- ARTICLE:
►

Airflow is a workflow management system that is widely used these days. It is originally developed by Airbnb to manage their data flow in their fast growing data set. It is now under incubation of Apache Software foundation as Airbnb decided to open source it.
Airflow make your work easier by being able to monitor and programmatically schedule and manage your workflow. It also comes with some additional features that is very useful in production, such as giving alert when your job is ended with an error. It is also very handy because you can schedule your command by either calling a shell script, python code, or even running a docker container.
However, those benefits will be meaningless unless we can install it in the production environment. The most tricky part in the production (especially in a very critical and highly secured data center) is that the servers is not connected to the internet. One of the easiest solution is to download all the package required to install Airflow from your internet-connected device, then upload and install them in the offline servers. Unfortunately, the required packages are so many and it is going to be a very cumbersome job. Here, Docker comes to help!
The first part of the job is to install docker, both in your offline server and in your internet-connected device. You can use the official package from your corresponding OS repository. For security reason, I suggest you to use the official package, especially if you use enterprise operating system such as RedHat Enterprise Linux, so that you still can get the official support on your docker service as well. However, if it is not suitable for you, you can use the community edition as well. We will not cover the docker installation part in this topic, as the official documentation is already includes a very good guidance.
After successfully installing docker, we need to get the docker image of Airflow. There are lots of its versions in the internet, so you can choose one that you prefer. In this topic, we will use
puckel/docker-airflow image that can be pulled from Docker Hub.

◄

- PROVIDED INFORMATION:
►

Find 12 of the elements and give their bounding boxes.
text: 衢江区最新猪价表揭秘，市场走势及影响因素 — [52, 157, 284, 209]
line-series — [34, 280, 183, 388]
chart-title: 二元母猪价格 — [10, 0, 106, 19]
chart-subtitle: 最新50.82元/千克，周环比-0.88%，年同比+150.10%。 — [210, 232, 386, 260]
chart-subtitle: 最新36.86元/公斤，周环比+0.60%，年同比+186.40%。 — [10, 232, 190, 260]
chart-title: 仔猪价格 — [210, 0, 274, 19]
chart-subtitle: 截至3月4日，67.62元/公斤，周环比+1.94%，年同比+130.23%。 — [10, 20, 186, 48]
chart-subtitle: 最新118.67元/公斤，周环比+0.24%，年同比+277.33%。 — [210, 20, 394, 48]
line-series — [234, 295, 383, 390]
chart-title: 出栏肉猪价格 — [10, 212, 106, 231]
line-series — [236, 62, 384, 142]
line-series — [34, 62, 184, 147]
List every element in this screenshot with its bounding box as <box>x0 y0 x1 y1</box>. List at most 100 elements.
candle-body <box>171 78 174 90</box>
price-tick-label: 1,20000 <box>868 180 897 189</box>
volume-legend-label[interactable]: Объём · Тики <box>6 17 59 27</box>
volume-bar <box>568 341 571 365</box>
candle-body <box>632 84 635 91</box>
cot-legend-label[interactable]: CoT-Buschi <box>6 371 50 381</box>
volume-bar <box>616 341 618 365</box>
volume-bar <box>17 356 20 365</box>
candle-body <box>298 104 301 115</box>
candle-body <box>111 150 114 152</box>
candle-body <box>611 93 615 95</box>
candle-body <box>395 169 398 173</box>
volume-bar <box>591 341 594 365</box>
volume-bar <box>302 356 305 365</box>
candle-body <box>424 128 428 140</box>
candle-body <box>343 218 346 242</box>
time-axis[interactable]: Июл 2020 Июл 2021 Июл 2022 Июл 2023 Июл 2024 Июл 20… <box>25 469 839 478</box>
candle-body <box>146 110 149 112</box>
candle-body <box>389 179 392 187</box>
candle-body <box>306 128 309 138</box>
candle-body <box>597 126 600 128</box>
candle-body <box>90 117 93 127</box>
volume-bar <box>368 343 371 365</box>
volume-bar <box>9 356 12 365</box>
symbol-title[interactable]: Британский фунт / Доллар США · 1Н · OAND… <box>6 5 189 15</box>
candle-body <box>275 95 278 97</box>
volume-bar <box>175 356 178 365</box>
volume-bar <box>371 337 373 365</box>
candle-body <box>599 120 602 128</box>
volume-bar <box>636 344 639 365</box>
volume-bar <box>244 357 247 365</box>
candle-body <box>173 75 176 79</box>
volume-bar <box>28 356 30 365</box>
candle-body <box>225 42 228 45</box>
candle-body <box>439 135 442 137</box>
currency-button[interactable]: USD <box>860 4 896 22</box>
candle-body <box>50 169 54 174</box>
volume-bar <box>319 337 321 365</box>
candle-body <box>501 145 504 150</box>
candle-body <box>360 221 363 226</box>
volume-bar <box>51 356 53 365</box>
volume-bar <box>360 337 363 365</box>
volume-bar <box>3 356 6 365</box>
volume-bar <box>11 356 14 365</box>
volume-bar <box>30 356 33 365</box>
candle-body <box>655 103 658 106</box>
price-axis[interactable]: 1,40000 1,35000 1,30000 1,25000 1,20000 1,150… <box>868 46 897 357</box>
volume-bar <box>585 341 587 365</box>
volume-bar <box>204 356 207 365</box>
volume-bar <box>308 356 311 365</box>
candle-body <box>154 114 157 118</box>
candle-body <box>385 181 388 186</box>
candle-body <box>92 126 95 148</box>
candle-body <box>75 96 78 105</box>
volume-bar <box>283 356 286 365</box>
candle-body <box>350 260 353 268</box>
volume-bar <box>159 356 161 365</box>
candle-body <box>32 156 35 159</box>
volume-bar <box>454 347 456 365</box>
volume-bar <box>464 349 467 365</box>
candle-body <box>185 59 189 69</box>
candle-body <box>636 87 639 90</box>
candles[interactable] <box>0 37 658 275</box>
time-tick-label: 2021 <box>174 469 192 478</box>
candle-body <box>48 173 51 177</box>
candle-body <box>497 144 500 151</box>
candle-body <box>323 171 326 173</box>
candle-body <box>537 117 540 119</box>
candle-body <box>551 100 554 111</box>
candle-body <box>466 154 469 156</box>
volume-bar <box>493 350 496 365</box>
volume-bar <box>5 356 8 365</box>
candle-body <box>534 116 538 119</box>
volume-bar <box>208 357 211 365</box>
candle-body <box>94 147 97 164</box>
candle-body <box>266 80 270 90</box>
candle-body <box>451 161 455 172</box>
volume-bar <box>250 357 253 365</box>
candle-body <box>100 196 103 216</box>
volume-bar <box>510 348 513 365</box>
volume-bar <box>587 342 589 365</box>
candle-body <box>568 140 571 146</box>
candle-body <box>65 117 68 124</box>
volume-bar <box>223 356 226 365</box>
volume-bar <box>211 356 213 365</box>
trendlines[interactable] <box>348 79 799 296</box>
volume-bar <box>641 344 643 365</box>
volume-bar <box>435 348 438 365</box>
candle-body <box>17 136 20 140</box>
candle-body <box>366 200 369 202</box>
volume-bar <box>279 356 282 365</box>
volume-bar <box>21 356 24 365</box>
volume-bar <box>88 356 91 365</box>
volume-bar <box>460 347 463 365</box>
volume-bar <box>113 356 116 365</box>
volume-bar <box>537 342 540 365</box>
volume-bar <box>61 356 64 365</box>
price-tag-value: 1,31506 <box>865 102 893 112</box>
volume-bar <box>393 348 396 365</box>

◄

- WRITTEN PROBLEM: Carry the article on installing Airflow on offline servers with Docker forward from its final sentence. The items have no connection to the article on setting up Airflow on offline servers.

- RESPONSE TO THIS EXERCISE:
In your internet-connected device, pull the docker image by typing the command below.
docker pull puckel/docker-airflow
The image will be downloaded to your device in a while. Once it is completed, we then want to move the downloaded image to the offline server. We can export the image to a file using this command.
docker save puckel/docker-airflow -o <export_file>
Then, we can copy the file to our offline server. Make sure you double check the result of the copy, since we don’t want to get any missing data on the file. You can use
md5sum to check it. Once the file arrives safely on our offline server, we can load Airflow image from the file by running
docker load -i <export_file>
You can check whether the image loaded successfully by running
docker images and then see if
puckel/docker-airflow is in the image list. Once your image is loaded successfully, you can use the image to start your Airflow service.
docker run -d -p 8080:8080 -e LOAD_EXAMPLE=y puckel/docker-airflow webserver
If it can run successfully, this screen will appear if you hit the port 8080 on your offline server.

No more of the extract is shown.